- **What to produce**: Every line of the records must be repeated exactly; pictures stay out.

- **Exercise material**:
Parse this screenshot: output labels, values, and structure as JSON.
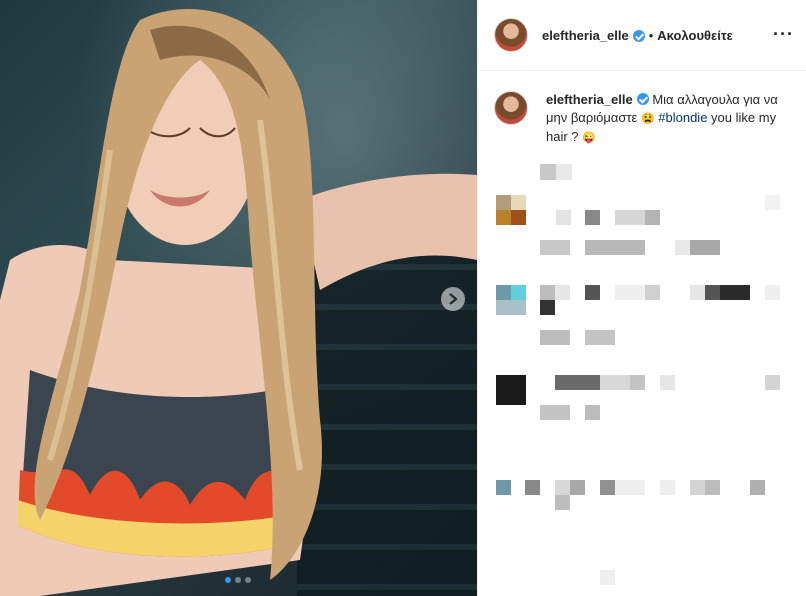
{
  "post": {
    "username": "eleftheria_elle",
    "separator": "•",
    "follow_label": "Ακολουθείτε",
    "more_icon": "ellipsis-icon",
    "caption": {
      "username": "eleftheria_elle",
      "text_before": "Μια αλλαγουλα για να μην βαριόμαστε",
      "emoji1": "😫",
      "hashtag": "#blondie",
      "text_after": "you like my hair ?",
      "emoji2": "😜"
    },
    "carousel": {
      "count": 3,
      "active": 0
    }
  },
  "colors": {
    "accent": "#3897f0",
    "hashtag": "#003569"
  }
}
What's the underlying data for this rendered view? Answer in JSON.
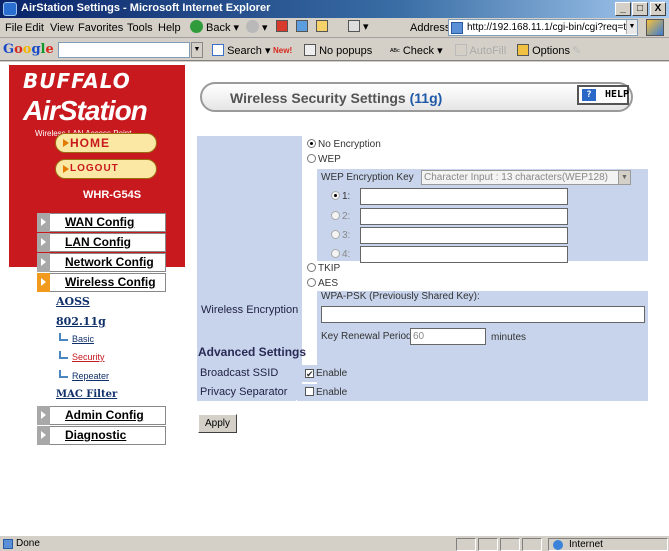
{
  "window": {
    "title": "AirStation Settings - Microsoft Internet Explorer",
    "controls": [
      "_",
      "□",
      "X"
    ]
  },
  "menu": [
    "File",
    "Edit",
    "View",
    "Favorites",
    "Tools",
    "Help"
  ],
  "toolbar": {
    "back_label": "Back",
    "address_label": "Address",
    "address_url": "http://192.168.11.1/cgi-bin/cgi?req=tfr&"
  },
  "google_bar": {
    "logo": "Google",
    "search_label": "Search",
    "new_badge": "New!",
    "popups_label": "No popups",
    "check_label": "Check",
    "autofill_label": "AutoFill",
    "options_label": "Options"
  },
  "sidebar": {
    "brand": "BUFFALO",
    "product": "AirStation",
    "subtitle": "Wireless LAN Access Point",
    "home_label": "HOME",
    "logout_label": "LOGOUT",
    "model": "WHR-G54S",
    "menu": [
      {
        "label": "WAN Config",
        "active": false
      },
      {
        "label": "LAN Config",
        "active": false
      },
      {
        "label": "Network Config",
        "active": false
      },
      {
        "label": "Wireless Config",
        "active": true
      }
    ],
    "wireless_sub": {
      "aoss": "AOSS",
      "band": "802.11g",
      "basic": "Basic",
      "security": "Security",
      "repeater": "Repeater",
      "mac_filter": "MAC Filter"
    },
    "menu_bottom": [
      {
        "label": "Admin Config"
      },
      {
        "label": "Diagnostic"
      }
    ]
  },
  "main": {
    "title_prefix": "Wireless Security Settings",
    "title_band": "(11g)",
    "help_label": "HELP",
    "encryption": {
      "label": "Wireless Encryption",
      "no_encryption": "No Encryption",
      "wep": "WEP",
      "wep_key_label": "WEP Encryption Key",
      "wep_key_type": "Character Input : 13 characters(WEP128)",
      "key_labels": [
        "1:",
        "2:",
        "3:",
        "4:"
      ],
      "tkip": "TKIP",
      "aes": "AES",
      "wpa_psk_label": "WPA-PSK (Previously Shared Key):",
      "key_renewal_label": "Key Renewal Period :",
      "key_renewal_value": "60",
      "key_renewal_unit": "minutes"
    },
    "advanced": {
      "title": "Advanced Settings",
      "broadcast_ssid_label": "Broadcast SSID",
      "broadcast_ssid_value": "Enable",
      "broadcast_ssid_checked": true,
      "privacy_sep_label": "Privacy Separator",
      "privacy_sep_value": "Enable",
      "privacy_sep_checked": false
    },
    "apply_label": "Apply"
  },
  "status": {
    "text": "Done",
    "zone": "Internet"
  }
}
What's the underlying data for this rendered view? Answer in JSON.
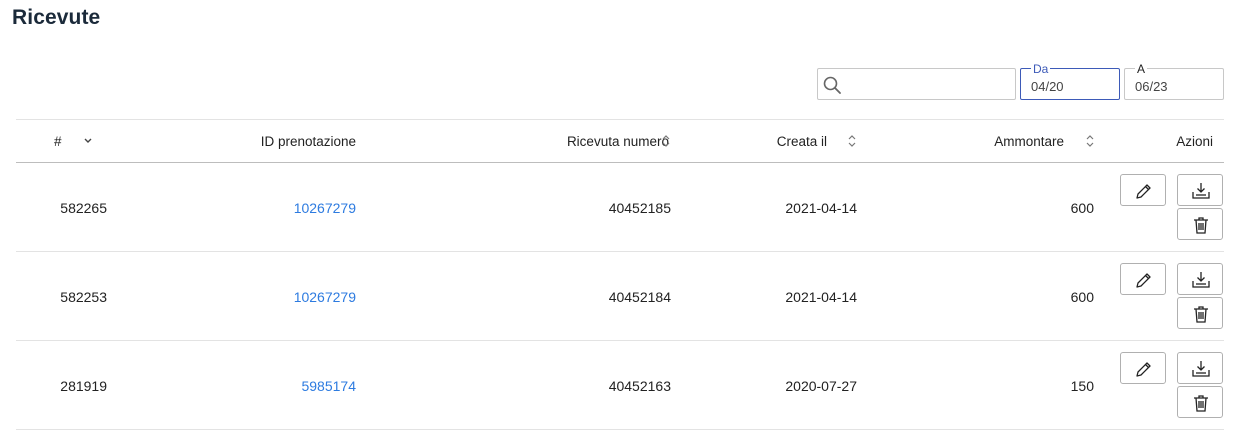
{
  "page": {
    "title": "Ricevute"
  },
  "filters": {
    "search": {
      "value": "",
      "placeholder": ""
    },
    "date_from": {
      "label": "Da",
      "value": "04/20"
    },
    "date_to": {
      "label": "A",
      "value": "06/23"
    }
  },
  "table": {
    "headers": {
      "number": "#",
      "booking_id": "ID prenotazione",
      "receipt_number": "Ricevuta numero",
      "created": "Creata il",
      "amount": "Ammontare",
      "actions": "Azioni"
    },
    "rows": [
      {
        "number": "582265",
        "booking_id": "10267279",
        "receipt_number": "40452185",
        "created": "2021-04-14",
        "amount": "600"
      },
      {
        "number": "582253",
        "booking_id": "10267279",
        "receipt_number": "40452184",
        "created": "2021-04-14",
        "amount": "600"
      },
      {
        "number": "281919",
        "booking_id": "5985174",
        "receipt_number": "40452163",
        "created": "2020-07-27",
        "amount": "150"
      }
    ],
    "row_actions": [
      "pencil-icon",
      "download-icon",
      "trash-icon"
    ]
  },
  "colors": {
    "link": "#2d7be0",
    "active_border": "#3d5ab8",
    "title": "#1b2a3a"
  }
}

- **Answer in full**:
Parse this screenshot: output labels, values, and structure as JSON.
{
  "post": {
    "username": "eleftheria_elle",
    "separator": "•",
    "follow_label": "Ακολουθείτε",
    "more_icon": "ellipsis-icon",
    "caption": {
      "username": "eleftheria_elle",
      "text_before": "Μια αλλαγουλα για να μην βαριόμαστε",
      "emoji1": "😫",
      "hashtag": "#blondie",
      "text_after": "you like my hair ?",
      "emoji2": "😜"
    },
    "carousel": {
      "count": 3,
      "active": 0
    }
  },
  "colors": {
    "accent": "#3897f0",
    "hashtag": "#003569"
  }
}
What's the underlying data for this rendered view? Answer in JSON.
{
  "window": {
    "title": "AirStation Settings - Microsoft Internet Explorer",
    "controls": [
      "_",
      "□",
      "X"
    ]
  },
  "menu": [
    "File",
    "Edit",
    "View",
    "Favorites",
    "Tools",
    "Help"
  ],
  "toolbar": {
    "back_label": "Back",
    "address_label": "Address",
    "address_url": "http://192.168.11.1/cgi-bin/cgi?req=tfr&"
  },
  "google_bar": {
    "logo": "Google",
    "search_label": "Search",
    "new_badge": "New!",
    "popups_label": "No popups",
    "check_label": "Check",
    "autofill_label": "AutoFill",
    "options_label": "Options"
  },
  "sidebar": {
    "brand": "BUFFALO",
    "product": "AirStation",
    "subtitle": "Wireless LAN Access Point",
    "home_label": "HOME",
    "logout_label": "LOGOUT",
    "model": "WHR-G54S",
    "menu": [
      {
        "label": "WAN Config",
        "active": false
      },
      {
        "label": "LAN Config",
        "active": false
      },
      {
        "label": "Network Config",
        "active": false
      },
      {
        "label": "Wireless Config",
        "active": true
      }
    ],
    "wireless_sub": {
      "aoss": "AOSS",
      "band": "802.11g",
      "basic": "Basic",
      "security": "Security",
      "repeater": "Repeater",
      "mac_filter": "MAC Filter"
    },
    "menu_bottom": [
      {
        "label": "Admin Config"
      },
      {
        "label": "Diagnostic"
      }
    ]
  },
  "main": {
    "title_prefix": "Wireless Security Settings",
    "title_band": "(11g)",
    "help_label": "HELP",
    "encryption": {
      "label": "Wireless Encryption",
      "no_encryption": "No Encryption",
      "wep": "WEP",
      "wep_key_label": "WEP Encryption Key",
      "wep_key_type": "Character Input : 13 characters(WEP128)",
      "key_labels": [
        "1:",
        "2:",
        "3:",
        "4:"
      ],
      "tkip": "TKIP",
      "aes": "AES",
      "wpa_psk_label": "WPA-PSK (Previously Shared Key):",
      "key_renewal_label": "Key Renewal Period :",
      "key_renewal_value": "60",
      "key_renewal_unit": "minutes"
    },
    "advanced": {
      "title": "Advanced Settings",
      "broadcast_ssid_label": "Broadcast SSID",
      "broadcast_ssid_value": "Enable",
      "broadcast_ssid_checked": true,
      "privacy_sep_label": "Privacy Separator",
      "privacy_sep_value": "Enable",
      "privacy_sep_checked": false
    },
    "apply_label": "Apply"
  },
  "status": {
    "text": "Done",
    "zone": "Internet"
  }
}
What's the underlying data for this rendered view? Answer in JSON.
{
  "page": {
    "title": "Ricevute"
  },
  "filters": {
    "search": {
      "value": "",
      "placeholder": ""
    },
    "date_from": {
      "label": "Da",
      "value": "04/20"
    },
    "date_to": {
      "label": "A",
      "value": "06/23"
    }
  },
  "table": {
    "headers": {
      "number": "#",
      "booking_id": "ID prenotazione",
      "receipt_number": "Ricevuta numero",
      "created": "Creata il",
      "amount": "Ammontare",
      "actions": "Azioni"
    },
    "rows": [
      {
        "number": "582265",
        "booking_id": "10267279",
        "receipt_number": "40452185",
        "created": "2021-04-14",
        "amount": "600"
      },
      {
        "number": "582253",
        "booking_id": "10267279",
        "receipt_number": "40452184",
        "created": "2021-04-14",
        "amount": "600"
      },
      {
        "number": "281919",
        "booking_id": "5985174",
        "receipt_number": "40452163",
        "created": "2020-07-27",
        "amount": "150"
      }
    ],
    "row_actions": [
      "pencil-icon",
      "download-icon",
      "trash-icon"
    ]
  },
  "colors": {
    "link": "#2d7be0",
    "active_border": "#3d5ab8",
    "title": "#1b2a3a"
  }
}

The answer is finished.